■ **DIRECTION**: Pick out each line of the records in which the word "accent" appears.

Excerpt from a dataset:

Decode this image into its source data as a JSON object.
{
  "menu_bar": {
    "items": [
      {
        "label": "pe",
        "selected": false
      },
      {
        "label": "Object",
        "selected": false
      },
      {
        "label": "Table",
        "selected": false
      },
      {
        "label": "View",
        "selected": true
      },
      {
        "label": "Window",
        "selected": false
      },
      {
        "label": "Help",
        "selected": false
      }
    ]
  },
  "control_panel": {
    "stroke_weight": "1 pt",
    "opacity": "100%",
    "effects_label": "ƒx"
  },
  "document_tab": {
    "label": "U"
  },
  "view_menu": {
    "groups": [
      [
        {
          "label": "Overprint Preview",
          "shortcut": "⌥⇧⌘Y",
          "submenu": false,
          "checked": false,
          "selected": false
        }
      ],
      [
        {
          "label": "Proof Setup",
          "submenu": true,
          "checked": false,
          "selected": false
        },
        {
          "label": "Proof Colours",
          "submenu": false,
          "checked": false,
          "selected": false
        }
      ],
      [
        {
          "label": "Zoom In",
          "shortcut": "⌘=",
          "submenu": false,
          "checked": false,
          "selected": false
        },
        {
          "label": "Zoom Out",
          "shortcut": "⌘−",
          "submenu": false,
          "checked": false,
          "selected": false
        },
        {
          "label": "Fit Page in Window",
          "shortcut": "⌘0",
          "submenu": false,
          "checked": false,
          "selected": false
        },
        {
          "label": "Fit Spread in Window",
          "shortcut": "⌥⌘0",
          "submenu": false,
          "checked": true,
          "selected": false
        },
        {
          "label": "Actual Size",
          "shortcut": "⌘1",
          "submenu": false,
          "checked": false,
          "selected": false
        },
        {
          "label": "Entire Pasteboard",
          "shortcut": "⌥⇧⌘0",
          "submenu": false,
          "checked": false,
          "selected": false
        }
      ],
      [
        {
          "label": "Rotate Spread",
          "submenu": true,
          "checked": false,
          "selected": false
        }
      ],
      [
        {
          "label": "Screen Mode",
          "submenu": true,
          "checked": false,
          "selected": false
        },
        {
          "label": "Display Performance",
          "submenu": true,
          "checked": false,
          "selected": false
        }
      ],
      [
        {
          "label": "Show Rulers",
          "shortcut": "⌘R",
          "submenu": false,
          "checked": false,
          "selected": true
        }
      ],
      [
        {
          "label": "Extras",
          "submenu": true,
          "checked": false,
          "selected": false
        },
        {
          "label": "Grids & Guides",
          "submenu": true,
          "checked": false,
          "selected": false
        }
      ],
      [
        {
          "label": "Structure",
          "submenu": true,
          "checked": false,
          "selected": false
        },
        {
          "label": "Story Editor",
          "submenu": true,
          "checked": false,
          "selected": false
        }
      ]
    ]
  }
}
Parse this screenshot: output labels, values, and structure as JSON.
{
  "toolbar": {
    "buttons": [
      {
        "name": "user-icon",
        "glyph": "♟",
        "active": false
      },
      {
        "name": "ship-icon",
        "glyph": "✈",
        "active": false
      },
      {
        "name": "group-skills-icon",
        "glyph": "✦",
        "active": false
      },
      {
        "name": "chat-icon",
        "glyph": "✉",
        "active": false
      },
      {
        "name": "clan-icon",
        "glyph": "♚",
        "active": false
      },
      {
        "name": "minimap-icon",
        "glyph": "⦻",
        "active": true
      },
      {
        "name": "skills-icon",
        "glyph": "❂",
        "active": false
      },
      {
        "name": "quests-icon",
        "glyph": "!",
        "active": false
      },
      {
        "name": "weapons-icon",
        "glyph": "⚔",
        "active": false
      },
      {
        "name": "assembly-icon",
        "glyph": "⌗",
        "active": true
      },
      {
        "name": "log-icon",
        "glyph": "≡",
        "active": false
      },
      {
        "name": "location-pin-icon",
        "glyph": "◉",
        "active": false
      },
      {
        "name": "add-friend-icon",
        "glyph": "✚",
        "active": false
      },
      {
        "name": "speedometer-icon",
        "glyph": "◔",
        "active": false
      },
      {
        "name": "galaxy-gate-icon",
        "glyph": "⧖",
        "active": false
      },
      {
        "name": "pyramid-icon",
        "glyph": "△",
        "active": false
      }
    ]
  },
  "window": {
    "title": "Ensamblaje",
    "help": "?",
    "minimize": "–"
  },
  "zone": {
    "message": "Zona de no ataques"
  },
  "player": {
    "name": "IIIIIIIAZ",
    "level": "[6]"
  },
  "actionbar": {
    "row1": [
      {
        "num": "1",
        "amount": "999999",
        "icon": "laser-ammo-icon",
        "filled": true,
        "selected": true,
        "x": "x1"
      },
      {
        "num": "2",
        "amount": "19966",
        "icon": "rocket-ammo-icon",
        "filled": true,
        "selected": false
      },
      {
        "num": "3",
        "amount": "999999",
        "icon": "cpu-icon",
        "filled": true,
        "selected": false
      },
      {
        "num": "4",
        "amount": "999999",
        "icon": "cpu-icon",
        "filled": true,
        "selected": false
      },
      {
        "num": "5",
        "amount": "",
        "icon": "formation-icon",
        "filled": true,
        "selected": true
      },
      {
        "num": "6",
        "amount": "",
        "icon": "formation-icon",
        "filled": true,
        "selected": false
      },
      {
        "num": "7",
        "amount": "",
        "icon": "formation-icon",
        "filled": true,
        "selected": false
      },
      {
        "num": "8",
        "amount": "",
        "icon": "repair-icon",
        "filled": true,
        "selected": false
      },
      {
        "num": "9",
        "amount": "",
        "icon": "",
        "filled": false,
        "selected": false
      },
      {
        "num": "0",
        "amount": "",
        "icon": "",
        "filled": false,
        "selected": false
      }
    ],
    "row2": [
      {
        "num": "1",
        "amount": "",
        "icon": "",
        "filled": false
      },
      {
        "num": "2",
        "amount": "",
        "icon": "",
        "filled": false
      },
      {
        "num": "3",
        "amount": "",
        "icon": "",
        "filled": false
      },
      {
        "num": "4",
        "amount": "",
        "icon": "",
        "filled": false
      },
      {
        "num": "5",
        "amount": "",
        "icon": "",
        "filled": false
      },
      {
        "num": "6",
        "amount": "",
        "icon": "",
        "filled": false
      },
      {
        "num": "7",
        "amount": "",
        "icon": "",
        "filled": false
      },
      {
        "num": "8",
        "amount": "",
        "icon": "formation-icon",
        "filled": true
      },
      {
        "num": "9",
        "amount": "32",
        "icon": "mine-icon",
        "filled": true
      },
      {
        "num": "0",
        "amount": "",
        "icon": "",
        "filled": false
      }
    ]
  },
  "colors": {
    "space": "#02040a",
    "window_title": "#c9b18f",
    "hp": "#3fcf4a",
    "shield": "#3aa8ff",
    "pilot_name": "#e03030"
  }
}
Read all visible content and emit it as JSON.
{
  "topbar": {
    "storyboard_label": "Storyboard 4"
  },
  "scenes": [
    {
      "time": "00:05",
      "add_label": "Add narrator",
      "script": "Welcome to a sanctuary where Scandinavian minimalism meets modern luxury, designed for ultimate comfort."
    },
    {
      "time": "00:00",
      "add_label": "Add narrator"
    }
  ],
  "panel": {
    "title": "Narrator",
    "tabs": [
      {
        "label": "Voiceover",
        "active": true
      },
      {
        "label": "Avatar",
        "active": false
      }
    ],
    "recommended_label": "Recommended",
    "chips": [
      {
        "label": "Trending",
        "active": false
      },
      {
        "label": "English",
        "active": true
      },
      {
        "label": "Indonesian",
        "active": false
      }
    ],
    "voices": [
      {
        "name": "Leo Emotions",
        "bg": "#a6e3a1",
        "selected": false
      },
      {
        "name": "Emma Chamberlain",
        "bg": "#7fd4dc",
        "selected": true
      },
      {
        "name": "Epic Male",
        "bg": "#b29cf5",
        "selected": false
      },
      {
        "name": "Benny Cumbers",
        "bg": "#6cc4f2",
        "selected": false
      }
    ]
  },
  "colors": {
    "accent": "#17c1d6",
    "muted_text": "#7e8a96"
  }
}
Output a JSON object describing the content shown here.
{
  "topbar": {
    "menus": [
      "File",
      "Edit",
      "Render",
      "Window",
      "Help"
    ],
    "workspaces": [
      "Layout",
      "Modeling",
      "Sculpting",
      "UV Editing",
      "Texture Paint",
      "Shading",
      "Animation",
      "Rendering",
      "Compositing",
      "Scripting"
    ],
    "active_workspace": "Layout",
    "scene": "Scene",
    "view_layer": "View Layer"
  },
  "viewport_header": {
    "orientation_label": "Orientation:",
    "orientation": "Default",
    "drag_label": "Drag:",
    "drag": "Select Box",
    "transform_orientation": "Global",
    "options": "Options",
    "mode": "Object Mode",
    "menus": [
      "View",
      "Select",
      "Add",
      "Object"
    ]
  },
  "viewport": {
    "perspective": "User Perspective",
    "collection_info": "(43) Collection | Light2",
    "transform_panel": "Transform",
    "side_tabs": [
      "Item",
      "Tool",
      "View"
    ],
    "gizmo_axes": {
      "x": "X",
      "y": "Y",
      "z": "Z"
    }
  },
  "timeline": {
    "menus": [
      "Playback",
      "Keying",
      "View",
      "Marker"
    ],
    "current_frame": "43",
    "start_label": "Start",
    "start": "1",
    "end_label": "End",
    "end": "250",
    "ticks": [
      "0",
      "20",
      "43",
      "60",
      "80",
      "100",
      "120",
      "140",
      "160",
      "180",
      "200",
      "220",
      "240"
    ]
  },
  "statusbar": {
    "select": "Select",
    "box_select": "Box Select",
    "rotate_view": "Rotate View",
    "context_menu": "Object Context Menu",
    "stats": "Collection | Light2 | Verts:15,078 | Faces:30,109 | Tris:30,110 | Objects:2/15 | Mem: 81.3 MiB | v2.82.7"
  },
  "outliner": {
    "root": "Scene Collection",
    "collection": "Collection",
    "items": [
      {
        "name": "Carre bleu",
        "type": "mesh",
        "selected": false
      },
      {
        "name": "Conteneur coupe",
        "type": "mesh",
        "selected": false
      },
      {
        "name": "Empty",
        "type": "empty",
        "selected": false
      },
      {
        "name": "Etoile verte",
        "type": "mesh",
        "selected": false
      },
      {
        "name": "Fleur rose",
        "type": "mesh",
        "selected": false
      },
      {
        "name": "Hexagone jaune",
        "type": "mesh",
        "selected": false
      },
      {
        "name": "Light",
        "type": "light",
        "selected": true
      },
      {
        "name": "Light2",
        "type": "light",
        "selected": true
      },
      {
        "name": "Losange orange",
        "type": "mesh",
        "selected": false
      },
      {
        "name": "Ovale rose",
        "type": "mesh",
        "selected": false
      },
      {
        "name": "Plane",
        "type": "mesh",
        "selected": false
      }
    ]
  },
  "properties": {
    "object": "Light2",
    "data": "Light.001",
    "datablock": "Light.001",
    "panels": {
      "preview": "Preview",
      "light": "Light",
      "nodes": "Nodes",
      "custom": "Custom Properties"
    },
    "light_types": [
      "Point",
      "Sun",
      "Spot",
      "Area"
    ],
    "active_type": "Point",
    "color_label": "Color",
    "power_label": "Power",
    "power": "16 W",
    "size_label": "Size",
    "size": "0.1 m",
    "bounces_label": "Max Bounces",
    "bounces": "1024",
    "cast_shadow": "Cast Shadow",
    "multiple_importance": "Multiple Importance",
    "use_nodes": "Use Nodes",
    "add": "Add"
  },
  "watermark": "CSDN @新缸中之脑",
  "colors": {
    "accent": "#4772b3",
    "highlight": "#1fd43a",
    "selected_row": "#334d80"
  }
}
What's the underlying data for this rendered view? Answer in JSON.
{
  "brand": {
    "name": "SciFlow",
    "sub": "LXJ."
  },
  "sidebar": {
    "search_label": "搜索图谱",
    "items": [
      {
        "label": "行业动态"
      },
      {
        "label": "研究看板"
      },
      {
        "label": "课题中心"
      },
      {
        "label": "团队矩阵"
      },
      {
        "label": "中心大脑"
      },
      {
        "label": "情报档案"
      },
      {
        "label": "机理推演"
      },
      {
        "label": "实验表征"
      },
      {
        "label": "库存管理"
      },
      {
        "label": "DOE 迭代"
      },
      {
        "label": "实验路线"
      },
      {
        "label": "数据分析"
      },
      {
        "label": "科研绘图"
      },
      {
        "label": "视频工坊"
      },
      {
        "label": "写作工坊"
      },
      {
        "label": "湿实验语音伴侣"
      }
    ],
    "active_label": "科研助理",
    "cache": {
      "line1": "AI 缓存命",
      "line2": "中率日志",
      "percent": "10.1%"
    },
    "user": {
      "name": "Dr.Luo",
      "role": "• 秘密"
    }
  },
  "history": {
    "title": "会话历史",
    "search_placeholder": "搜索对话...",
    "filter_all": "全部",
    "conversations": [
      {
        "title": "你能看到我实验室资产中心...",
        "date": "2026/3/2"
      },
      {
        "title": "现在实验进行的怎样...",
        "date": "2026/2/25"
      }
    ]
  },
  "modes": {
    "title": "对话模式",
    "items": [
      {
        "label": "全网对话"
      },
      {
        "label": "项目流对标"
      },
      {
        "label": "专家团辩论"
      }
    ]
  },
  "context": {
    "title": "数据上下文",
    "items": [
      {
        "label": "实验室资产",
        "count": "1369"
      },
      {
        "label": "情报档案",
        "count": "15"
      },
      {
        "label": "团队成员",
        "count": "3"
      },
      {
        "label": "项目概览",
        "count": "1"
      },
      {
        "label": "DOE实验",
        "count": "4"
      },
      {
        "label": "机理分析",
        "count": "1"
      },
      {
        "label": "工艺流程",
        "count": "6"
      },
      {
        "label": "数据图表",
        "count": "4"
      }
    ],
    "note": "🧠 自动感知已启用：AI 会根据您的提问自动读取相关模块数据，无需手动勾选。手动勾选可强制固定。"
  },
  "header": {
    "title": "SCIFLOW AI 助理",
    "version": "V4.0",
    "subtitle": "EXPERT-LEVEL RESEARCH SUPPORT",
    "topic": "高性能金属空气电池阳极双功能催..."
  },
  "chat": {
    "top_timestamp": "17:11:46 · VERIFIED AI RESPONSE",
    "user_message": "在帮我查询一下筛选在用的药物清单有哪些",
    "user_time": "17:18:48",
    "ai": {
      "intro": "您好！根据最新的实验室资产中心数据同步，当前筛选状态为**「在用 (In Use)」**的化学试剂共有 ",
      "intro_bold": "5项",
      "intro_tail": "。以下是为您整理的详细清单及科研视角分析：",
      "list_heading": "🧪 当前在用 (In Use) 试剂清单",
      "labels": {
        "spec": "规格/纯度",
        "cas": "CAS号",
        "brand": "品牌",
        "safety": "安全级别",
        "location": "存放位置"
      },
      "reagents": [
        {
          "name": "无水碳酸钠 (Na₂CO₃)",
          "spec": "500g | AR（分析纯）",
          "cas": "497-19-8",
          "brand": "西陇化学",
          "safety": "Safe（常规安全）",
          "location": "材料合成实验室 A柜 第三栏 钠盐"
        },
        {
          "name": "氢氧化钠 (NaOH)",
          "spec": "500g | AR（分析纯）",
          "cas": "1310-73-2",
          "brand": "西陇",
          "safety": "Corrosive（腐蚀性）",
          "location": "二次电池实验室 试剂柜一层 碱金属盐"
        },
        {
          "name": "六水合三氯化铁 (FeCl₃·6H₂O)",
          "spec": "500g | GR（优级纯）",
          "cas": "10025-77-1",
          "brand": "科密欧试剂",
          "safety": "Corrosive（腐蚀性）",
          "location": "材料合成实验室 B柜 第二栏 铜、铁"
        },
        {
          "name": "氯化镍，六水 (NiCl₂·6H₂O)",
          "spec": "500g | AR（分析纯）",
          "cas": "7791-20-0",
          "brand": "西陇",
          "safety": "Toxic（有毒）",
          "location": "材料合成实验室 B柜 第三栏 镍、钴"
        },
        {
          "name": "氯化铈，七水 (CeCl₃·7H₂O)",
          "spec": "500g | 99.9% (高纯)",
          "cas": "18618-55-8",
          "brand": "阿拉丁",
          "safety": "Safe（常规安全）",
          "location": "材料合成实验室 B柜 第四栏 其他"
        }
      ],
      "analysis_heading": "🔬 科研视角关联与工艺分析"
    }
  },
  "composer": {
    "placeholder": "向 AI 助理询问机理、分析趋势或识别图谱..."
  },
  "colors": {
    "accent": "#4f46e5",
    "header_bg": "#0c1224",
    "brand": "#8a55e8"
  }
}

■ **FINAL RESULT**:
    "accent": "#17c1d6",
    "accent": "#4772b3",
    "accent": "#4f46e5",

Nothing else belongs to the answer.